* **Stated task**
Each line containing the word "content" must be collected.

[Data entries for graphics]
● ● ● ●

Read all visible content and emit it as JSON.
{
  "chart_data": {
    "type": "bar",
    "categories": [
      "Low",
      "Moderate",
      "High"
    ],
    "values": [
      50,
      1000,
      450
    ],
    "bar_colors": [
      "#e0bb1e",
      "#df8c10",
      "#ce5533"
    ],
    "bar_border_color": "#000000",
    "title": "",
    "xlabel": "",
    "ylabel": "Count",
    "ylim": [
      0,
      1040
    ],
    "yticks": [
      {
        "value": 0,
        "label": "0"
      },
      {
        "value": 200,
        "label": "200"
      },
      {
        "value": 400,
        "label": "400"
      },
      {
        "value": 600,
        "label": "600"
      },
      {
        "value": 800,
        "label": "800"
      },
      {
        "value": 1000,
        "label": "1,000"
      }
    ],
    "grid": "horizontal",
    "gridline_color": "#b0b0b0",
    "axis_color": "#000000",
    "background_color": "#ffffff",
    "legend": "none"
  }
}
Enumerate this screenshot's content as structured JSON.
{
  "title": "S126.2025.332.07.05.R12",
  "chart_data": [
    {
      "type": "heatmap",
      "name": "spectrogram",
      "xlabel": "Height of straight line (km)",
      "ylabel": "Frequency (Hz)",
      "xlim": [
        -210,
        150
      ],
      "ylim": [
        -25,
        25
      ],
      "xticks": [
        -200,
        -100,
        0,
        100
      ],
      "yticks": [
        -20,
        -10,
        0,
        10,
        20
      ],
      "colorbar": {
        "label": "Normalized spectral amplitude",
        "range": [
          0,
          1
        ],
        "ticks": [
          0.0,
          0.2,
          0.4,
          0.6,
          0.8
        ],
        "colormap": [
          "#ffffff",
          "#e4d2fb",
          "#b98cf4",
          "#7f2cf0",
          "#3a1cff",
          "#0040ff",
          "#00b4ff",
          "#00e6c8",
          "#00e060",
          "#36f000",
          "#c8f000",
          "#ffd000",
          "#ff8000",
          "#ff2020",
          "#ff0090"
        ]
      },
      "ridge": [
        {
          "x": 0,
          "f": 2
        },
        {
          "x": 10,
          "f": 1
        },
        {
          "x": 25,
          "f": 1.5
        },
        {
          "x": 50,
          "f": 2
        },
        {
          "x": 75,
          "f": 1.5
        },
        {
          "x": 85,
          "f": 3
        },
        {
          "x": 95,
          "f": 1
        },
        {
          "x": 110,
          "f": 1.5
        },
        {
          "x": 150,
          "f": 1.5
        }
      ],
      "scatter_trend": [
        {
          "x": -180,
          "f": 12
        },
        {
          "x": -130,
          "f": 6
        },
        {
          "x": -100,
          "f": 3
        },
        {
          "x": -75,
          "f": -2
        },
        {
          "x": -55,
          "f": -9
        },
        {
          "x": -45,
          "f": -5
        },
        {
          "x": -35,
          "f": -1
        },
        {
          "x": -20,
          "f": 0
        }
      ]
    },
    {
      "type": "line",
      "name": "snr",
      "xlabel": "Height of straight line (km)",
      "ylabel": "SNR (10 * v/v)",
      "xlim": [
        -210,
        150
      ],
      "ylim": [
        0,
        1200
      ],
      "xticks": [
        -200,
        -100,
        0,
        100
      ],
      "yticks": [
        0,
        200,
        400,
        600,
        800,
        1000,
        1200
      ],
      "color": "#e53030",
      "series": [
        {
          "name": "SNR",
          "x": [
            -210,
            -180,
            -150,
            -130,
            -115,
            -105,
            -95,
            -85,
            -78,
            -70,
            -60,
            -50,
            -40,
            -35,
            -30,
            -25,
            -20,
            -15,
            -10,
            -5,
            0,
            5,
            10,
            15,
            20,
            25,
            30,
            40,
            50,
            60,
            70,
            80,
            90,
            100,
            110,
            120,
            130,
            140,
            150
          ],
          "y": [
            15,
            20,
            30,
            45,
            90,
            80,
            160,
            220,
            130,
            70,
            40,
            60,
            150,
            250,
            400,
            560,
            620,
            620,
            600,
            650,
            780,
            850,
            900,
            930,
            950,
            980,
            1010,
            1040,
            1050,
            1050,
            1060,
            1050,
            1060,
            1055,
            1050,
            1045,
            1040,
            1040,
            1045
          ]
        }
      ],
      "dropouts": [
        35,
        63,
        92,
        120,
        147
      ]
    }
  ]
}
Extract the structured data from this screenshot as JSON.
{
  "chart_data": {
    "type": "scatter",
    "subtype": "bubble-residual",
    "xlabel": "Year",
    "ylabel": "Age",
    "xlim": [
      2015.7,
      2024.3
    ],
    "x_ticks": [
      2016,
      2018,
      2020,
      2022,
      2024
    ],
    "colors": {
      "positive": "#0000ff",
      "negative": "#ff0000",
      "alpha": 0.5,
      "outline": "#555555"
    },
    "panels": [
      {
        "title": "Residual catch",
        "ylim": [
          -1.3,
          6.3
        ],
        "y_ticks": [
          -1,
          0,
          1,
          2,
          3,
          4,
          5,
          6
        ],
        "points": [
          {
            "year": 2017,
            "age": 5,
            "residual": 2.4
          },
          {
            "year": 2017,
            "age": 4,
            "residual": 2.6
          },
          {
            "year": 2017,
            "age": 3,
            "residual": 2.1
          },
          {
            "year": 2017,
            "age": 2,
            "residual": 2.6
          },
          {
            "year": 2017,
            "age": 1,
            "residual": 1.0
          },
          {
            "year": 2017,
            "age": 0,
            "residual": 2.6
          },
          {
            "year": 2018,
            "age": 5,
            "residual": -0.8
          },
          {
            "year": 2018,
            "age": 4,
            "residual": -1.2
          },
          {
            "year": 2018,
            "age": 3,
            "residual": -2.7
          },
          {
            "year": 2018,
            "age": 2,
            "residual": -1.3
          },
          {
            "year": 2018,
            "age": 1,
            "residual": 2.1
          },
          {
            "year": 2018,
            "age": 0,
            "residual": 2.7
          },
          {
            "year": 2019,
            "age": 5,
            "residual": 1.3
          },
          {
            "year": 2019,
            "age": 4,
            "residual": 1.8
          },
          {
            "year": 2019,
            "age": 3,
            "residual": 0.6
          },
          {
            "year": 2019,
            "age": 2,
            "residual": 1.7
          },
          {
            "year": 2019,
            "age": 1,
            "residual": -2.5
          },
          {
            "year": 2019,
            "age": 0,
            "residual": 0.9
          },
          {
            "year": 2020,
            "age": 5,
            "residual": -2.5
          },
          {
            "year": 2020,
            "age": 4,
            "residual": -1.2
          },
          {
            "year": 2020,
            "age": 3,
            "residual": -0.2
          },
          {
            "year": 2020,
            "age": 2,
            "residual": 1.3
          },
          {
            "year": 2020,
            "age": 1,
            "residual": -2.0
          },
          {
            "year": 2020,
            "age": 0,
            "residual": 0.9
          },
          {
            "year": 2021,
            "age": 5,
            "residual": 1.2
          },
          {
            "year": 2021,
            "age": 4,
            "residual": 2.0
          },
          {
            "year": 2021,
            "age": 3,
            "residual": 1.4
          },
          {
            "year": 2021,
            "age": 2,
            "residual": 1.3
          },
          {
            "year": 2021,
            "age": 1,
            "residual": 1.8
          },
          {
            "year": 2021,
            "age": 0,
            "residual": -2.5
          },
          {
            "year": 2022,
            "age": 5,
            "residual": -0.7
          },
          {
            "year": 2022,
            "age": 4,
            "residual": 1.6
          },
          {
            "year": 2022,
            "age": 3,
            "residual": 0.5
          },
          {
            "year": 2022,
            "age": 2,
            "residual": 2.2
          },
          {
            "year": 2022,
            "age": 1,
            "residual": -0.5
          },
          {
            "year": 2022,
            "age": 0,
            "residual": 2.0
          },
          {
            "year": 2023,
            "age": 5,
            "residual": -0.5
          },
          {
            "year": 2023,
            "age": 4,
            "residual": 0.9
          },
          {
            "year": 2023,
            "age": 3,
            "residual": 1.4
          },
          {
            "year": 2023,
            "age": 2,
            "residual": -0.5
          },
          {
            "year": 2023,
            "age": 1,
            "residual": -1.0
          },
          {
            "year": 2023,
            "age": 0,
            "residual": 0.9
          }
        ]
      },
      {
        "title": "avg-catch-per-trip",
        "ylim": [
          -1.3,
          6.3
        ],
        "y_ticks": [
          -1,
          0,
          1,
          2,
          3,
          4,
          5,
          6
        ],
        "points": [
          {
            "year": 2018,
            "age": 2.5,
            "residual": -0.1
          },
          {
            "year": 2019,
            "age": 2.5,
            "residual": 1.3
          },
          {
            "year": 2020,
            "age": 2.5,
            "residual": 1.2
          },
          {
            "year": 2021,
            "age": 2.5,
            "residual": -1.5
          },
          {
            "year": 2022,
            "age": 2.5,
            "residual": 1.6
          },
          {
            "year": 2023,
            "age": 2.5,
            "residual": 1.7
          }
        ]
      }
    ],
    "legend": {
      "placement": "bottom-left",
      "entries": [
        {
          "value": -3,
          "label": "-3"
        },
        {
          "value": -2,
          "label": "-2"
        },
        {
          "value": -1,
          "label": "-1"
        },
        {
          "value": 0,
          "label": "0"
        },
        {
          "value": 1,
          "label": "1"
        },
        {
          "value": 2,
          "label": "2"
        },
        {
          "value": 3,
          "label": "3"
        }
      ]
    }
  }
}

● ● ● ●

* **Exercise response**
Read all visible content and emit it as JSON.
Enumerate this screenshot's content as structured JSON.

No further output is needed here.